** START OF Task input **

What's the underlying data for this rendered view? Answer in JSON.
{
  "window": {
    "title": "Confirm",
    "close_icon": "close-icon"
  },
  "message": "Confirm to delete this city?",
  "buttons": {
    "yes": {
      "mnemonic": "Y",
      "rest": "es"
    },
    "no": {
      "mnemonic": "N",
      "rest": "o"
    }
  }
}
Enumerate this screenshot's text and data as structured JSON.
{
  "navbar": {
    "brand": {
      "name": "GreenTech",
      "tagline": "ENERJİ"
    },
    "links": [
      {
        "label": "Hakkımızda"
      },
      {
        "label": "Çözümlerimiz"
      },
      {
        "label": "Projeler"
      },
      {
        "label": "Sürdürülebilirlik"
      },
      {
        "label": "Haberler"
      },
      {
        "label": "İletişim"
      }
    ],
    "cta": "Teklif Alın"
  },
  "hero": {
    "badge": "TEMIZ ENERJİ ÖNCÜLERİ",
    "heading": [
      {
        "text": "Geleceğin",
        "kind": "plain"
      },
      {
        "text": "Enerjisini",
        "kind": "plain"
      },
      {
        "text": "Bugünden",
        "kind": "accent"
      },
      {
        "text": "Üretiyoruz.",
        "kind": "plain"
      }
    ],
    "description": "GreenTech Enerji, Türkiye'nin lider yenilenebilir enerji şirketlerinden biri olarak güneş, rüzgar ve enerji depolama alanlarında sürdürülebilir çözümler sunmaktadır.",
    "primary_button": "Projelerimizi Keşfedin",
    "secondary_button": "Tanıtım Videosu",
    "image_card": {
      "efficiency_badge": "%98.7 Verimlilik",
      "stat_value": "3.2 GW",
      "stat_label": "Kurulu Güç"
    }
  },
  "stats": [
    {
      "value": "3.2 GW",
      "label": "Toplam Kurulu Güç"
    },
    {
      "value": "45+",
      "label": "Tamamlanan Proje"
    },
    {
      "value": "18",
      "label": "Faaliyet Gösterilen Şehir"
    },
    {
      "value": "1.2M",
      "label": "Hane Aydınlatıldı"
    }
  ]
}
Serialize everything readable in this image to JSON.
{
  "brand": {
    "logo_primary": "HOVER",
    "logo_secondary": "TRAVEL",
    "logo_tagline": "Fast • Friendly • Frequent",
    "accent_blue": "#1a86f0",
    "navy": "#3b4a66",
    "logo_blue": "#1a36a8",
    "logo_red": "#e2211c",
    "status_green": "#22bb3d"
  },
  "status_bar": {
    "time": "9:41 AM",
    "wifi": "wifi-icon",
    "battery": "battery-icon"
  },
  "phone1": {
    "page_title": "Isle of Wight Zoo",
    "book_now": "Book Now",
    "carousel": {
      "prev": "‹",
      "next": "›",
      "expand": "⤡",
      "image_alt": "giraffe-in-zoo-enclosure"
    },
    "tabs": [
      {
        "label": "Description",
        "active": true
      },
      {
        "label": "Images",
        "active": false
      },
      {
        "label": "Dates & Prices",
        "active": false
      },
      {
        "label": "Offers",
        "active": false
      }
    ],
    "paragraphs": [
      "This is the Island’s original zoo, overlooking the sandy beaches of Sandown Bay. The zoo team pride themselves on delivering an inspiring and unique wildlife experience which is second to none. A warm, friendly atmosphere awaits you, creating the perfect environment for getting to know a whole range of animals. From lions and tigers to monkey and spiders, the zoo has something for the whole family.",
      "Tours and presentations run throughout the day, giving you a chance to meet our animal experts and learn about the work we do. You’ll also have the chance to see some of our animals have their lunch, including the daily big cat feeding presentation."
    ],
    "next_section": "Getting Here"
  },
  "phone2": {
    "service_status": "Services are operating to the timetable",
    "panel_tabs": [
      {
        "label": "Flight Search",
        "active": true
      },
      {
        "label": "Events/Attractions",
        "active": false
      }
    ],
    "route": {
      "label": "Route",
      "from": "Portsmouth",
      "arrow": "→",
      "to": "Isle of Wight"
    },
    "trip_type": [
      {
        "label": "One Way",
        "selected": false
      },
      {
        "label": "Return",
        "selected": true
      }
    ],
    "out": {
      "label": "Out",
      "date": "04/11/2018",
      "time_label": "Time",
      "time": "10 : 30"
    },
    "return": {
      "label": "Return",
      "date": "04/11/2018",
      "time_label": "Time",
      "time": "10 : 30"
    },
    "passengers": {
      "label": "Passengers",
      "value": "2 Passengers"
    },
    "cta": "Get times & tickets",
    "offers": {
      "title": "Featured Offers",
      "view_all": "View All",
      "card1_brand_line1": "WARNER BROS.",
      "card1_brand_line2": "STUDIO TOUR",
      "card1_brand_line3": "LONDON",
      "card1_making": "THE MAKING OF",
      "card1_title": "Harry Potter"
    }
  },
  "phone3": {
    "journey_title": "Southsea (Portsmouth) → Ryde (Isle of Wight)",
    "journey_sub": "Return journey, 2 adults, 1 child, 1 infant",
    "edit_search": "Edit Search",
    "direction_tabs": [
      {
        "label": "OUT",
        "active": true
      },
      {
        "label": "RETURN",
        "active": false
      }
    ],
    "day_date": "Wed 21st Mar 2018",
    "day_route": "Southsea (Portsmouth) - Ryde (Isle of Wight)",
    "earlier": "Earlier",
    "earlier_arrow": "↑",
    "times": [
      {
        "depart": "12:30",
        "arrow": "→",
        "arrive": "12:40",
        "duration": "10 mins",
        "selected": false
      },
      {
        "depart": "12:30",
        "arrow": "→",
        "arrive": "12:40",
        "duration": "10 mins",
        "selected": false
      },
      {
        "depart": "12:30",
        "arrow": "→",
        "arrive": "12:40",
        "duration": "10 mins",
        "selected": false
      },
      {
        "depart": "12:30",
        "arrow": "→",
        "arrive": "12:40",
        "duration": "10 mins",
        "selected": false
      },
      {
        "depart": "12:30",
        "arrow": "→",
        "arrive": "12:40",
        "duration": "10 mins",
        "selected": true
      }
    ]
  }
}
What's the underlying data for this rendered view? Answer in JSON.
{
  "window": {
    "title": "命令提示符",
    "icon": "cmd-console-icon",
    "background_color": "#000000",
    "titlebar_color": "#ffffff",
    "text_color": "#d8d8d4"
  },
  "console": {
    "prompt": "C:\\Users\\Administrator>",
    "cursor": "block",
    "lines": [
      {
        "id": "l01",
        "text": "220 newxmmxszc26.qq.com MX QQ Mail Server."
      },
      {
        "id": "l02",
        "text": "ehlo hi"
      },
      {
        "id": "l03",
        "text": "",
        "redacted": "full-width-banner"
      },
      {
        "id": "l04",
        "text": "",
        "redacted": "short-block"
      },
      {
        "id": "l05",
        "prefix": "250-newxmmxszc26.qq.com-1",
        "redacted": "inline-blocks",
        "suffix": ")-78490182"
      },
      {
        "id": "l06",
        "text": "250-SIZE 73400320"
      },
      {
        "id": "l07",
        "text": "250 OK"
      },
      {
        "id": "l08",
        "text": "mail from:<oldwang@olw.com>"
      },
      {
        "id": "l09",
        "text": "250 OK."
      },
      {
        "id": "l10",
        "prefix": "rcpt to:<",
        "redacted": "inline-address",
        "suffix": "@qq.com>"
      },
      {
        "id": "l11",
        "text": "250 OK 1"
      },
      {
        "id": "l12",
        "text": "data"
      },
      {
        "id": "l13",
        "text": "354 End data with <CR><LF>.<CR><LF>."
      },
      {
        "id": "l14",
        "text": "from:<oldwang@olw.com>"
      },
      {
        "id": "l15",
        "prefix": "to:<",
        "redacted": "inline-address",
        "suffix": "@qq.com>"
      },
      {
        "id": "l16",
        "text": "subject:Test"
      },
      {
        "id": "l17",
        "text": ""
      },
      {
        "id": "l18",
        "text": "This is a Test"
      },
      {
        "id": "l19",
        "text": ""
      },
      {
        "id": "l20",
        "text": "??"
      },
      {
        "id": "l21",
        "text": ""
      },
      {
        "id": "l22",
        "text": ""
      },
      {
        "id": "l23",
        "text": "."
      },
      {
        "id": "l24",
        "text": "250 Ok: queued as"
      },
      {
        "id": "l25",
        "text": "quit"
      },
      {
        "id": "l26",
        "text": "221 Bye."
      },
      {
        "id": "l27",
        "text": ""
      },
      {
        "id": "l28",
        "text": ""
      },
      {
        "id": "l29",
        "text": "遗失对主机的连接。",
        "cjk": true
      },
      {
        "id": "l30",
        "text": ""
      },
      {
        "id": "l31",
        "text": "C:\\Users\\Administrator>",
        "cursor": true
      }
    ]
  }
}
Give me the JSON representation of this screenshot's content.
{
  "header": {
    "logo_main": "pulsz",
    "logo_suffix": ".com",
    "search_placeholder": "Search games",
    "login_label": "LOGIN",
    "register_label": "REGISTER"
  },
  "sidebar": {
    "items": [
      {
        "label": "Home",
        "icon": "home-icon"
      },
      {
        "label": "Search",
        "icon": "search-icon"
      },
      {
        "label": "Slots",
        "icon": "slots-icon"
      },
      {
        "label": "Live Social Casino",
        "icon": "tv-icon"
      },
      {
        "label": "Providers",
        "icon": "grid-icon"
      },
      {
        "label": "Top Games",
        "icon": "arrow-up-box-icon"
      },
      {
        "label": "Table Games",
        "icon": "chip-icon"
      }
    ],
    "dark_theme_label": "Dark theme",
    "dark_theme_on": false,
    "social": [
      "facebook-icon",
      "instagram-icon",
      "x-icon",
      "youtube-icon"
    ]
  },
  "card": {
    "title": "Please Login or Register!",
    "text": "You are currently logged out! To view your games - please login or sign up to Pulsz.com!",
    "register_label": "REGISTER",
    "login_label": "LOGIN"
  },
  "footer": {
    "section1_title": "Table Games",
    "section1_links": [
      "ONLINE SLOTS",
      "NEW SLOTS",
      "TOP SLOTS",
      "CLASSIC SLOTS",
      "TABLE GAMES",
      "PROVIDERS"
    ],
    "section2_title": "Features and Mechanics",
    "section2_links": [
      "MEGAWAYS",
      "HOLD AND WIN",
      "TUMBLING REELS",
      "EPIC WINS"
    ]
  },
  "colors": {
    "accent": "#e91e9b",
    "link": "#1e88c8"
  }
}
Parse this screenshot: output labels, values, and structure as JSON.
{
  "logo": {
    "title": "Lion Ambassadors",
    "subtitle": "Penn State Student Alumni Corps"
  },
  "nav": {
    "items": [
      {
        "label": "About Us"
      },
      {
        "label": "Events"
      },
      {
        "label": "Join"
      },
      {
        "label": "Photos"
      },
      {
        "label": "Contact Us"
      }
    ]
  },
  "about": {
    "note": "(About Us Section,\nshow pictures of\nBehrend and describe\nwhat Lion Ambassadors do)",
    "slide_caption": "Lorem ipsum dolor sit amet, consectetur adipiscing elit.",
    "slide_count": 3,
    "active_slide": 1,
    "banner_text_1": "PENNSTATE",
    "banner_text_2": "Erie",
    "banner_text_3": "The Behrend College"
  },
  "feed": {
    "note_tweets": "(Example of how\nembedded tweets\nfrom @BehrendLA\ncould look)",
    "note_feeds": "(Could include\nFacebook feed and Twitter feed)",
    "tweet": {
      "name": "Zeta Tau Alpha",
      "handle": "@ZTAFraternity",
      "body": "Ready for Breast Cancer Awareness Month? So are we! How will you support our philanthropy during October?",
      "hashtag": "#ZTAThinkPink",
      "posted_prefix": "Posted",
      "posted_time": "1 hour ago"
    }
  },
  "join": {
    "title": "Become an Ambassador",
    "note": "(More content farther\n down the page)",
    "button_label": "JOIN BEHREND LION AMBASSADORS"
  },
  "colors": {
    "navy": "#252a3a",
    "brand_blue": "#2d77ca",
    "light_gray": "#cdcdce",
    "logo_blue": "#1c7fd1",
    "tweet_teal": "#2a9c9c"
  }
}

** END OF Task input **

Copy in full each line that holds the word "ENERJİ".

■ Output of the exercise:
      "tagline": "ENERJİ"
    "badge": "TEMIZ ENERJİ ÖNCÜLERİ",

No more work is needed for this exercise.